→ **Data for this exercise**

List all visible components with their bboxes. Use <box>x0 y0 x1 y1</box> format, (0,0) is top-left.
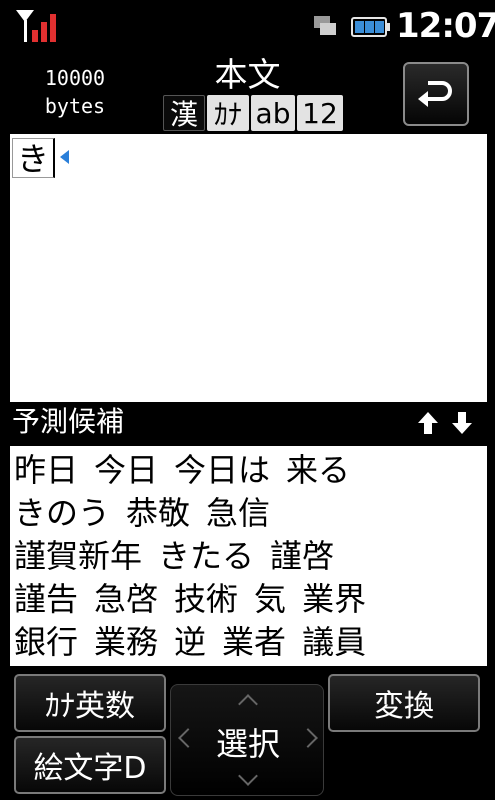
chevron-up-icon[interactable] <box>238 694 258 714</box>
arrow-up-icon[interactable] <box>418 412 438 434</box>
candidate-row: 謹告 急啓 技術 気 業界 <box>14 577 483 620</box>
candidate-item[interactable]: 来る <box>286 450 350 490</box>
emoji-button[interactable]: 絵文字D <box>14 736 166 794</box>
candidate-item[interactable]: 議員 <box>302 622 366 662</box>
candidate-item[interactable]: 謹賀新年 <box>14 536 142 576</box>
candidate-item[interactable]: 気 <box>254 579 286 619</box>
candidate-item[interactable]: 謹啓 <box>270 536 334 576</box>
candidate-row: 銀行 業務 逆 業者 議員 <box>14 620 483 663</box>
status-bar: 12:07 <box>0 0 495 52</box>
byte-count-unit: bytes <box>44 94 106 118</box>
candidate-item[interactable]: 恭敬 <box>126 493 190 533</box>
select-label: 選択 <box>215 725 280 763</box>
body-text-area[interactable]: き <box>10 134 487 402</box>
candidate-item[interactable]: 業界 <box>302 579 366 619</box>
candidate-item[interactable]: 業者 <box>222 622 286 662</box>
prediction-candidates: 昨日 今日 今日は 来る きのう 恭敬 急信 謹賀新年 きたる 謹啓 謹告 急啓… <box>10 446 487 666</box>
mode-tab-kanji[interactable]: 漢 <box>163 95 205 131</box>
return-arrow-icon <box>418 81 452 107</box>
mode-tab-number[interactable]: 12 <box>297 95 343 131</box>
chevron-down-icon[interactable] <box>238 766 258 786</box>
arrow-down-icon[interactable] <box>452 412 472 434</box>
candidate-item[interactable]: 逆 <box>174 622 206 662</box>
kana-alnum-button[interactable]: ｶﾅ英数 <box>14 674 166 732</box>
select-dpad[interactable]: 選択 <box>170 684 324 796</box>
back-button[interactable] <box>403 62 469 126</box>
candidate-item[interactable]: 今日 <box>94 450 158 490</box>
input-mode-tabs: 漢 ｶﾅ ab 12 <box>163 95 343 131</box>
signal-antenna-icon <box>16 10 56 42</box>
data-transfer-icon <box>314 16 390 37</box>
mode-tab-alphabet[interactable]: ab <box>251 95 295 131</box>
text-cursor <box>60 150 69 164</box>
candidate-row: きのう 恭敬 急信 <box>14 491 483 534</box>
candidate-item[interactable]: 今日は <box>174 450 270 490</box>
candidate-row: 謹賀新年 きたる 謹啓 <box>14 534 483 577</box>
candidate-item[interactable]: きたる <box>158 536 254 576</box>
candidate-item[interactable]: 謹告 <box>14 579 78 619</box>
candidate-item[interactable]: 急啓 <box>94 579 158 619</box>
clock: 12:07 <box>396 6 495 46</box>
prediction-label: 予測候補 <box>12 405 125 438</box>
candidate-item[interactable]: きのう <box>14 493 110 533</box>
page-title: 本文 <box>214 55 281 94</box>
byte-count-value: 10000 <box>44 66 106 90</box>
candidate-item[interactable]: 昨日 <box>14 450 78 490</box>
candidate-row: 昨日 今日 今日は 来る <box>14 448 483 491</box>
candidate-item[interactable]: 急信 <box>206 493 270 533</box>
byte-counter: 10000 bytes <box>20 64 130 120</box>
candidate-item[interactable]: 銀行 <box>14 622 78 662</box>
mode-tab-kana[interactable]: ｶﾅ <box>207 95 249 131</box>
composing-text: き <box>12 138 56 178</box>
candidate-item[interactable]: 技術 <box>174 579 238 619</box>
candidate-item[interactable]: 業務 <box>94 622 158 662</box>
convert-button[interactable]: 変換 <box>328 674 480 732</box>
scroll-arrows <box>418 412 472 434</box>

→ **What you are asked to do**
Please return all of the data above word for word, leaving out the picture.

→ **Worked answer**
List all visible components with their bboxes. Use <box>x0 y0 x1 y1</box> format, (0,0) is top-left.
chevron-up-icon[interactable] <box>238 694 258 714</box>
arrow-up-icon[interactable] <box>418 412 438 434</box>
candidate-row: 謹告 急啓 技術 気 業界 <box>14 577 483 620</box>
candidate-item[interactable]: 来る <box>286 450 350 490</box>
emoji-button[interactable]: 絵文字D <box>14 736 166 794</box>
candidate-item[interactable]: 議員 <box>302 622 366 662</box>
candidate-item[interactable]: 謹賀新年 <box>14 536 142 576</box>
candidate-item[interactable]: 気 <box>254 579 286 619</box>
candidate-item[interactable]: 謹啓 <box>270 536 334 576</box>
candidate-row: 銀行 業務 逆 業者 議員 <box>14 620 483 663</box>
status-bar: 12:07 <box>0 0 495 52</box>
byte-count-unit: bytes <box>44 94 106 118</box>
candidate-item[interactable]: 恭敬 <box>126 493 190 533</box>
select-label: 選択 <box>215 725 280 763</box>
body-text-area[interactable]: き <box>10 134 487 402</box>
candidate-item[interactable]: 業界 <box>302 579 366 619</box>
candidate-item[interactable]: 業者 <box>222 622 286 662</box>
prediction-candidates: 昨日 今日 今日は 来る きのう 恭敬 急信 謹賀新年 きたる 謹啓 謹告 急啓… <box>10 446 487 666</box>
mode-tab-kanji[interactable]: 漢 <box>163 95 205 131</box>
return-arrow-icon <box>418 81 452 107</box>
mode-tab-number[interactable]: 12 <box>297 95 343 131</box>
chevron-down-icon[interactable] <box>238 766 258 786</box>
arrow-down-icon[interactable] <box>452 412 472 434</box>
candidate-item[interactable]: 逆 <box>174 622 206 662</box>
kana-alnum-button[interactable]: ｶﾅ英数 <box>14 674 166 732</box>
select-dpad[interactable]: 選択 <box>170 684 324 796</box>
back-button[interactable] <box>403 62 469 126</box>
candidate-item[interactable]: 今日 <box>94 450 158 490</box>
input-mode-tabs: 漢 ｶﾅ ab 12 <box>163 95 343 131</box>
signal-antenna-icon <box>16 10 56 42</box>
data-transfer-icon <box>314 16 390 37</box>
mode-tab-alphabet[interactable]: ab <box>251 95 295 131</box>
text-cursor <box>60 150 69 164</box>
candidate-row: きのう 恭敬 急信 <box>14 491 483 534</box>
candidate-item[interactable]: 今日は <box>174 450 270 490</box>
candidate-row: 謹賀新年 きたる 謹啓 <box>14 534 483 577</box>
candidate-item[interactable]: きたる <box>158 536 254 576</box>
candidate-item[interactable]: 謹告 <box>14 579 78 619</box>
candidate-item[interactable]: 急啓 <box>94 579 158 619</box>
clock: 12:07 <box>396 6 495 46</box>
prediction-label: 予測候補 <box>12 405 125 438</box>
candidate-item[interactable]: きのう <box>14 493 110 533</box>
page-title: 本文 <box>214 55 281 94</box>
byte-count-value: 10000 <box>44 66 106 90</box>
candidate-item[interactable]: 昨日 <box>14 450 78 490</box>
candidate-row: 昨日 今日 今日は 来る <box>14 448 483 491</box>
candidate-item[interactable]: 急信 <box>206 493 270 533</box>
byte-counter: 10000 bytes <box>20 64 130 120</box>
candidate-item[interactable]: 銀行 <box>14 622 78 662</box>
mode-tab-kana[interactable]: ｶﾅ <box>207 95 249 131</box>
composing-text: き <box>12 138 56 178</box>
candidate-item[interactable]: 技術 <box>174 579 238 619</box>
candidate-item[interactable]: 業務 <box>94 622 158 662</box>
convert-button[interactable]: 変換 <box>328 674 480 732</box>
scroll-arrows <box>418 412 472 434</box>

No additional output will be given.